→ **Record extracts**:

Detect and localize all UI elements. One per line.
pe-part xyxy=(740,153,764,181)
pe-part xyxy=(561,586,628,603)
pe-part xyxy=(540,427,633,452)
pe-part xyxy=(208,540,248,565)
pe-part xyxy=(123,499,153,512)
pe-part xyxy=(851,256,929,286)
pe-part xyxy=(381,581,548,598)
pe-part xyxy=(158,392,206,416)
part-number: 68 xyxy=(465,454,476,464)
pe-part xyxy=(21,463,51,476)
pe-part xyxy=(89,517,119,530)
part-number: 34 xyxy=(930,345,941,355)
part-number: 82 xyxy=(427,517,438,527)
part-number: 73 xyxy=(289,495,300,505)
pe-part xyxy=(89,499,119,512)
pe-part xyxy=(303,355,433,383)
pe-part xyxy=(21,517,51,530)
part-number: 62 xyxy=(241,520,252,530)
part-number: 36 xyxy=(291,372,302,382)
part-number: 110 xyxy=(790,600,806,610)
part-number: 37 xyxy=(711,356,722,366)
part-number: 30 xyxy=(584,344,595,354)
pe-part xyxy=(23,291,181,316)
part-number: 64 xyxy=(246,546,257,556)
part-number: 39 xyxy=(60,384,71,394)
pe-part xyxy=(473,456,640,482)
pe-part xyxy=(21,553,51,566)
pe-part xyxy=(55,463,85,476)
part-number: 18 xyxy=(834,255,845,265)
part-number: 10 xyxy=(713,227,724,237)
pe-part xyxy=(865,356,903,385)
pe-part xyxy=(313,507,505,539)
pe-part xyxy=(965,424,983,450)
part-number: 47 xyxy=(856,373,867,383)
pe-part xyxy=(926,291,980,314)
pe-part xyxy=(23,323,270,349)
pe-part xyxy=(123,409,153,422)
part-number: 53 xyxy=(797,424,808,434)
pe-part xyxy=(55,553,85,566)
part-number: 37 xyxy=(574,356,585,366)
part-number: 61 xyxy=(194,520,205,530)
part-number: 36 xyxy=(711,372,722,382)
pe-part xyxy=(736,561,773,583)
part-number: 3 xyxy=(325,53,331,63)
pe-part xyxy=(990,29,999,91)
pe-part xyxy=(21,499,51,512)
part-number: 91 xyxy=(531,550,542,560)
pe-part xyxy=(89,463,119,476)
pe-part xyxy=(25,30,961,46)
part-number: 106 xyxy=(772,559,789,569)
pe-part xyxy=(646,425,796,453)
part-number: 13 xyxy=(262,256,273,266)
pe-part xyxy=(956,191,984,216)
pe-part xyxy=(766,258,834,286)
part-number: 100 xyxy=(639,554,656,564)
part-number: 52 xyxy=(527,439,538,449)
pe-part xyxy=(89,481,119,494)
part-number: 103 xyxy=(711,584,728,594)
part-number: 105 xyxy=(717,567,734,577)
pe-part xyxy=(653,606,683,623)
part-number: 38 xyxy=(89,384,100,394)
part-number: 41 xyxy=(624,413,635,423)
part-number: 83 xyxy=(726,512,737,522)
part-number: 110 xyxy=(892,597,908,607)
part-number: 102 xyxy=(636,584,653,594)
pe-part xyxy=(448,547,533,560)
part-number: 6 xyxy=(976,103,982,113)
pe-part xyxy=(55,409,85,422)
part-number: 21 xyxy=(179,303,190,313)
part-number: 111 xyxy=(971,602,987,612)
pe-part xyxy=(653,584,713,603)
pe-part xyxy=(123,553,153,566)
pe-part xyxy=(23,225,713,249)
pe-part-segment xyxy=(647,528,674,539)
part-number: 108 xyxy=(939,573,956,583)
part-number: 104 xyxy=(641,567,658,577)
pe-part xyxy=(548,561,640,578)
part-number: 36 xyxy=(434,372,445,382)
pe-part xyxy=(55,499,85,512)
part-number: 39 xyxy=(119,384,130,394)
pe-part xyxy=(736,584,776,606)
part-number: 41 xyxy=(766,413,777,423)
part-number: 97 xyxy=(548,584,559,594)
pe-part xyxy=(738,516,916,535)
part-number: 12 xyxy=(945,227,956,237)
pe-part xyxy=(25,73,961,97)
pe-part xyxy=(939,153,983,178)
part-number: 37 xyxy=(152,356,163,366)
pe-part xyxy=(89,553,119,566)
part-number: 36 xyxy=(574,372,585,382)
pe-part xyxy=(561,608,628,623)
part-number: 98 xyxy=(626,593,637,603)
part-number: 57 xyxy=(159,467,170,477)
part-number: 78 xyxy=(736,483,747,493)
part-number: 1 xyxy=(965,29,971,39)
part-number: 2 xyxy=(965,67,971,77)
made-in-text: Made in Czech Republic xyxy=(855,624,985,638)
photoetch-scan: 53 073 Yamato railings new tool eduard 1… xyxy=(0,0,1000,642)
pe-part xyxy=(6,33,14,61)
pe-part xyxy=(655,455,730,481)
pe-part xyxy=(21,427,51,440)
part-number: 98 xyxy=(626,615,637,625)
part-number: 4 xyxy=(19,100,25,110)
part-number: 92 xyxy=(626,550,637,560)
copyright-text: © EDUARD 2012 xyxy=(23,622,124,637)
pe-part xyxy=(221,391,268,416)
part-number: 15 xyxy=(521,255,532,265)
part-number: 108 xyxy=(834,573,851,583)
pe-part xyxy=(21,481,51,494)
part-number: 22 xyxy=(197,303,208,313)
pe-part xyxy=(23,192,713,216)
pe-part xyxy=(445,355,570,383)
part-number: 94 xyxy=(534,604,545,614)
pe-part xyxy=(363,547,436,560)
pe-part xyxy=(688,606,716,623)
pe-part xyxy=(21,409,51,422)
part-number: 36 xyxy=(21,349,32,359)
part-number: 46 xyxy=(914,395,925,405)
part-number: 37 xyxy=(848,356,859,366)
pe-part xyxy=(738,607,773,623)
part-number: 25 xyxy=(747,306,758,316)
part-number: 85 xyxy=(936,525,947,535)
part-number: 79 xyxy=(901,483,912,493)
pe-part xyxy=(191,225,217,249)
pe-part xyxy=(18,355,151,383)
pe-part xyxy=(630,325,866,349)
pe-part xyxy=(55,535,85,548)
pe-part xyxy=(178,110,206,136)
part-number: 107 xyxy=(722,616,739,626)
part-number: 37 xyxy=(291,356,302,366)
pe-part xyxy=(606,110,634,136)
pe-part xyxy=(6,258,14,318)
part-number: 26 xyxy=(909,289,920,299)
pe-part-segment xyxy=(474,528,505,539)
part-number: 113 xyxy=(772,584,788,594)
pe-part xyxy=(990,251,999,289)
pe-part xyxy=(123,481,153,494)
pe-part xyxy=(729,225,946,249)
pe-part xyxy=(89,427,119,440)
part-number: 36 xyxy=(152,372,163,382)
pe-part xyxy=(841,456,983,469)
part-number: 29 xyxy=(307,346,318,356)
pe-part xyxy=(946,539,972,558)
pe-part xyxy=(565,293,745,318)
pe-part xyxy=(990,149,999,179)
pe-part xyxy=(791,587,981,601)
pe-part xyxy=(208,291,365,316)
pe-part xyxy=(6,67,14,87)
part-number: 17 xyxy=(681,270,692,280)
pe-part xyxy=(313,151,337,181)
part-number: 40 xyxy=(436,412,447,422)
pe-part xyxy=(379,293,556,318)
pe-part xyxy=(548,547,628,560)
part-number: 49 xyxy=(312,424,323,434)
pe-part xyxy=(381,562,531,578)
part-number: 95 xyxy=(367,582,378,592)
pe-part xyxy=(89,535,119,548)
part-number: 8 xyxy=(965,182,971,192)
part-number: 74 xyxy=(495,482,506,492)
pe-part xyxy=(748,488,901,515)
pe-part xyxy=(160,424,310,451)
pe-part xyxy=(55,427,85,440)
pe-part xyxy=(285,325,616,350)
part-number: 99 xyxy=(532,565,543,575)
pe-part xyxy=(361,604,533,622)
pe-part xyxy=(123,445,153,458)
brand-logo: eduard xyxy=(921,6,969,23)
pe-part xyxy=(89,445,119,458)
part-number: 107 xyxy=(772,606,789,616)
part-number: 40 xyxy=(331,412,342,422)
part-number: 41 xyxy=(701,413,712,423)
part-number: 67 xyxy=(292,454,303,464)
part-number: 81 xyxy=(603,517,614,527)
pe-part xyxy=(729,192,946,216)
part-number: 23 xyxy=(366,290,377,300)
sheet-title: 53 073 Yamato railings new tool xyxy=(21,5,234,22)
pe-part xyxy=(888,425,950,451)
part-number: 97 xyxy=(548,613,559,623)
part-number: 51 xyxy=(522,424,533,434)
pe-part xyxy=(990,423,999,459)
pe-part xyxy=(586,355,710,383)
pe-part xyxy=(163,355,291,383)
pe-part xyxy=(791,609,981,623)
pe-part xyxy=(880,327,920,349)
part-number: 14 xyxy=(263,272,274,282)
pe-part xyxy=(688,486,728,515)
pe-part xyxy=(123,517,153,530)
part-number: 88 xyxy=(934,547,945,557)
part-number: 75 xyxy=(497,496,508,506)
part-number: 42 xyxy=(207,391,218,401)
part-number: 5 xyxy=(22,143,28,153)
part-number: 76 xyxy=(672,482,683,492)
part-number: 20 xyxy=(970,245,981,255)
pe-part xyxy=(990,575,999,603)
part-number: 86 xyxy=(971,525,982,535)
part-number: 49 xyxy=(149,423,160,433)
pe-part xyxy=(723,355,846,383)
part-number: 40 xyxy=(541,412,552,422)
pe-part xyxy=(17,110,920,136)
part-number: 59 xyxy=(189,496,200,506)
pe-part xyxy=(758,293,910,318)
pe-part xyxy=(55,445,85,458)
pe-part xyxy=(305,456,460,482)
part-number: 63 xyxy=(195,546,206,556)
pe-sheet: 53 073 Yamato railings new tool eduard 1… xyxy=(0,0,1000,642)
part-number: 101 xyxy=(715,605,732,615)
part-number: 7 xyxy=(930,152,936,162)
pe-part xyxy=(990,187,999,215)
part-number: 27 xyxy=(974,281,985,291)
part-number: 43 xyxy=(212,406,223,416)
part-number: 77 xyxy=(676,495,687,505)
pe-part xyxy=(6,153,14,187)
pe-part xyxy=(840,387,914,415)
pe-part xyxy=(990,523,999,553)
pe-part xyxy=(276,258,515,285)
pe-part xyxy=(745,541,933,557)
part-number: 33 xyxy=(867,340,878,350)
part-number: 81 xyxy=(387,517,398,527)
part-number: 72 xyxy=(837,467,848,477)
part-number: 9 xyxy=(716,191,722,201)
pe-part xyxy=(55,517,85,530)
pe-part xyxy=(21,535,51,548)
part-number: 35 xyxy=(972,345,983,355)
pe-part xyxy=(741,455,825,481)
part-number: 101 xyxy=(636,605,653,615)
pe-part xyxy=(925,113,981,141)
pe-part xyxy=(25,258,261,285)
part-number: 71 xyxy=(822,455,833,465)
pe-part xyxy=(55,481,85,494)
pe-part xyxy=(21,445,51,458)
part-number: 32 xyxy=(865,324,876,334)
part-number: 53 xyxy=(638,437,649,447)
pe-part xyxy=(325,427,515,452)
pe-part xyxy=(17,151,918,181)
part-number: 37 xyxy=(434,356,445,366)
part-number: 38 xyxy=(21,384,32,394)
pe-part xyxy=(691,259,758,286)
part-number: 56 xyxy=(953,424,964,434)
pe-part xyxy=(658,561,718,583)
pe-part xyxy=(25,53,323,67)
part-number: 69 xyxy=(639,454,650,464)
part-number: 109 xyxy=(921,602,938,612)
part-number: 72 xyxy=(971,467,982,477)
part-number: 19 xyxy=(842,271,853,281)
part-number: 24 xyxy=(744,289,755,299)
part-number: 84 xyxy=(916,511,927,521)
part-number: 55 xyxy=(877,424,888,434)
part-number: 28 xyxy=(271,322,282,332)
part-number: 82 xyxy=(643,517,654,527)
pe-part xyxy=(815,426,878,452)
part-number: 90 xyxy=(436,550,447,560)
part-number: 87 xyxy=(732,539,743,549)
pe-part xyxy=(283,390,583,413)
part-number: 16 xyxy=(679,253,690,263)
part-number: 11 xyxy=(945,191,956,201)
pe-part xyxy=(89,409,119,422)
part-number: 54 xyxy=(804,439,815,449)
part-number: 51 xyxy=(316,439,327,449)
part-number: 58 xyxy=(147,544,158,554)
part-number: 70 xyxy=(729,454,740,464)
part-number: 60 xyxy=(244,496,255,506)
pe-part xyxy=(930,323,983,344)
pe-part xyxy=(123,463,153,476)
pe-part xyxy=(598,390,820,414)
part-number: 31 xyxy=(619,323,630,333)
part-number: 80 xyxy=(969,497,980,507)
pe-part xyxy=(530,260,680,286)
---
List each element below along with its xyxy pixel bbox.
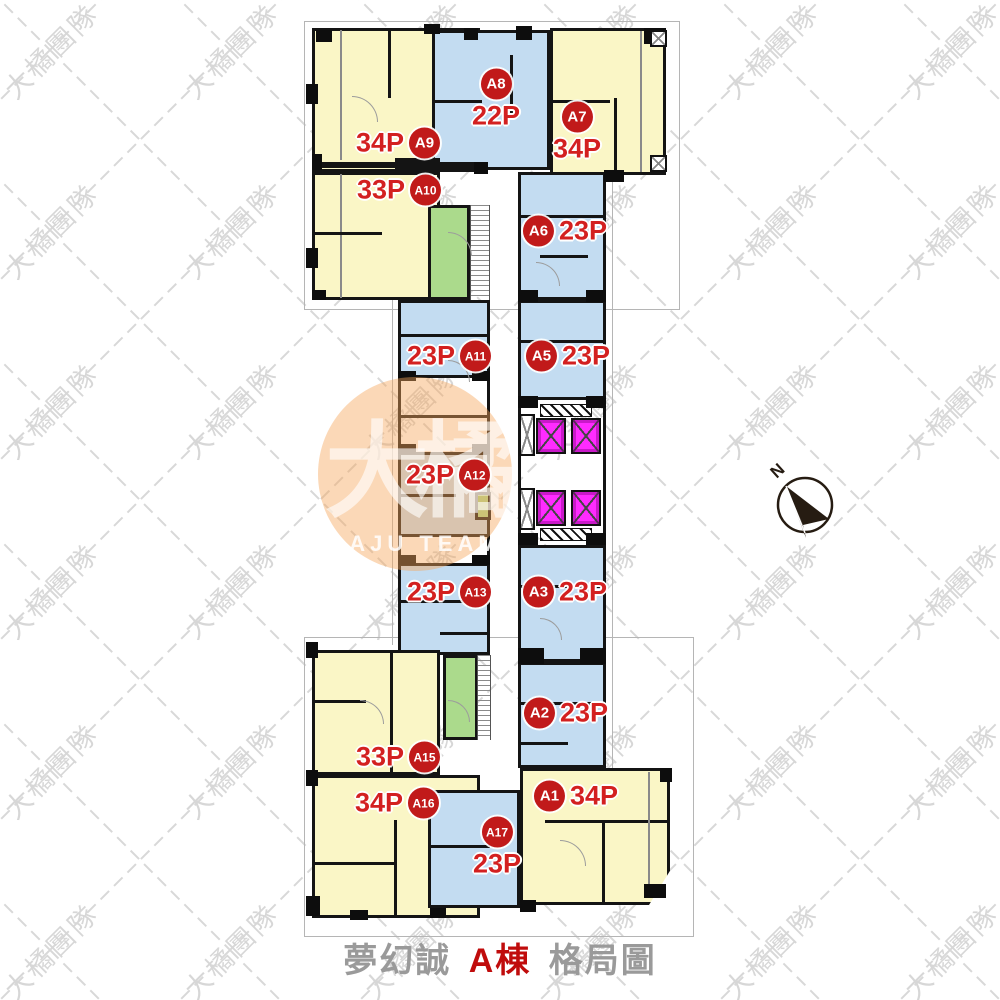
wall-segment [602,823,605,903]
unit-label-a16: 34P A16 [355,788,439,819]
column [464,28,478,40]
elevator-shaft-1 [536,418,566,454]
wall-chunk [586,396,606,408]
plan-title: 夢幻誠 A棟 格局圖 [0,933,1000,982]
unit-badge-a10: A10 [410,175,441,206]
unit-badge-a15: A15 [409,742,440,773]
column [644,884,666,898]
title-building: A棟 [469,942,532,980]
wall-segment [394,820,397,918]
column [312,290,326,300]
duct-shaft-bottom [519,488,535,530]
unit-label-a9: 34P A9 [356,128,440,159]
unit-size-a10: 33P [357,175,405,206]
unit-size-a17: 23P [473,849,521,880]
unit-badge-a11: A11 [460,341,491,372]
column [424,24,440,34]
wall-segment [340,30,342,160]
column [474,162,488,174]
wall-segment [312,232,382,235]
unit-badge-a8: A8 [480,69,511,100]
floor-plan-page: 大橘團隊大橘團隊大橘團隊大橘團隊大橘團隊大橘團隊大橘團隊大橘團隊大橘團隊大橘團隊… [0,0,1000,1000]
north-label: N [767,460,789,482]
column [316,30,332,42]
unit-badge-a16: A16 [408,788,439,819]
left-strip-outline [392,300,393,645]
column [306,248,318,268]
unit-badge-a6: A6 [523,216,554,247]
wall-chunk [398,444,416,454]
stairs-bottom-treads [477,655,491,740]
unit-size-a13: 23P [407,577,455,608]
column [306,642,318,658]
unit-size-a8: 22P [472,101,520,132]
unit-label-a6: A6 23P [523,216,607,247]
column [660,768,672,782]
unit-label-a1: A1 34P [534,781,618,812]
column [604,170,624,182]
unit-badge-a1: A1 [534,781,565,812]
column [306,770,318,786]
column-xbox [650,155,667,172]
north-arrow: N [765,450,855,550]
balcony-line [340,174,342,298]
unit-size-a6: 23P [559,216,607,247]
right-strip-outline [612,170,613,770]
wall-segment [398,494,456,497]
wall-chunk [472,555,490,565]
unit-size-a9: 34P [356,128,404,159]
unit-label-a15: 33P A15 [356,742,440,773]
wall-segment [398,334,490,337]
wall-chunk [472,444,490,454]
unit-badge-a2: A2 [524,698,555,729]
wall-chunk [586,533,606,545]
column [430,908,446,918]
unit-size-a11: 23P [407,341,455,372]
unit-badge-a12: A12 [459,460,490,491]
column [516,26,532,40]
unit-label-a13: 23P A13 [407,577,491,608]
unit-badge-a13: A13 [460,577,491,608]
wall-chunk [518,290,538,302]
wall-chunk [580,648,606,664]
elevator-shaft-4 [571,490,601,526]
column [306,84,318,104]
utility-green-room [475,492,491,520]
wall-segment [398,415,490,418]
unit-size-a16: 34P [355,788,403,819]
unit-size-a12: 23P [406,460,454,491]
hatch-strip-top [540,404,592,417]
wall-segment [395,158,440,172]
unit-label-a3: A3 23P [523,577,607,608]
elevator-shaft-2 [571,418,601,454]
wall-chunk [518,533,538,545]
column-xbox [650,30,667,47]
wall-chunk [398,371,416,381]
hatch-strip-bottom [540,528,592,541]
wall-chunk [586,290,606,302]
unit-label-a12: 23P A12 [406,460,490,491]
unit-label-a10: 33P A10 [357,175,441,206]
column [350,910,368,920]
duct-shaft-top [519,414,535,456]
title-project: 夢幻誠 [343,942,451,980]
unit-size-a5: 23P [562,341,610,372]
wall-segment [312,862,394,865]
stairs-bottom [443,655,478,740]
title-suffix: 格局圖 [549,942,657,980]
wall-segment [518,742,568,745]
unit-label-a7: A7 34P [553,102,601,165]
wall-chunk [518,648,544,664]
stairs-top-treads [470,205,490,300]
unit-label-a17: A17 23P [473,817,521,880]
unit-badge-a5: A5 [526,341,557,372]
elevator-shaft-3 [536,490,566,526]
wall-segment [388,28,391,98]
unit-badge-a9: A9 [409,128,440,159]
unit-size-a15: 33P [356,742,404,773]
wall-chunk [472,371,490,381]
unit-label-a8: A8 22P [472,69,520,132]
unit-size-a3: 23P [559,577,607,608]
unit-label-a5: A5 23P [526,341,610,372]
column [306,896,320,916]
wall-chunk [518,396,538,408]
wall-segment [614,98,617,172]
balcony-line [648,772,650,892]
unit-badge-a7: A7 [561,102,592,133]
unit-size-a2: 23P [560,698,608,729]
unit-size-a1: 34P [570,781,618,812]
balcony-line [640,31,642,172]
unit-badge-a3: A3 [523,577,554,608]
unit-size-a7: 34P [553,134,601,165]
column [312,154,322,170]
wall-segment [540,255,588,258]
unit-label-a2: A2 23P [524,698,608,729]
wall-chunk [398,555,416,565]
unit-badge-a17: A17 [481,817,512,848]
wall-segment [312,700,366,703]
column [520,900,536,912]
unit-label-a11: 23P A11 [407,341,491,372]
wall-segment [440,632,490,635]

→ **Work instructions**:
Copy out the rows above, from the line with "Detect and localize" up to and including the line with "pe-part xyxy=(965,424,983,450)", keeping each one unchanged.

→ **Written answer**:
Detect and localize all UI elements. One per line.
pe-part xyxy=(740,153,764,181)
pe-part xyxy=(561,586,628,603)
pe-part xyxy=(540,427,633,452)
pe-part xyxy=(208,540,248,565)
pe-part xyxy=(123,499,153,512)
pe-part xyxy=(851,256,929,286)
pe-part xyxy=(381,581,548,598)
pe-part xyxy=(158,392,206,416)
part-number: 68 xyxy=(465,454,476,464)
pe-part xyxy=(21,463,51,476)
pe-part xyxy=(89,517,119,530)
part-number: 34 xyxy=(930,345,941,355)
part-number: 82 xyxy=(427,517,438,527)
part-number: 73 xyxy=(289,495,300,505)
pe-part xyxy=(89,499,119,512)
pe-part xyxy=(303,355,433,383)
pe-part xyxy=(21,517,51,530)
part-number: 62 xyxy=(241,520,252,530)
part-number: 36 xyxy=(291,372,302,382)
part-number: 110 xyxy=(790,600,806,610)
part-number: 37 xyxy=(711,356,722,366)
part-number: 30 xyxy=(584,344,595,354)
pe-part xyxy=(23,291,181,316)
part-number: 64 xyxy=(246,546,257,556)
part-number: 39 xyxy=(60,384,71,394)
pe-part xyxy=(473,456,640,482)
pe-part xyxy=(21,553,51,566)
pe-part xyxy=(55,463,85,476)
part-number: 18 xyxy=(834,255,845,265)
part-number: 10 xyxy=(713,227,724,237)
pe-part xyxy=(865,356,903,385)
pe-part xyxy=(313,507,505,539)
pe-part xyxy=(965,424,983,450)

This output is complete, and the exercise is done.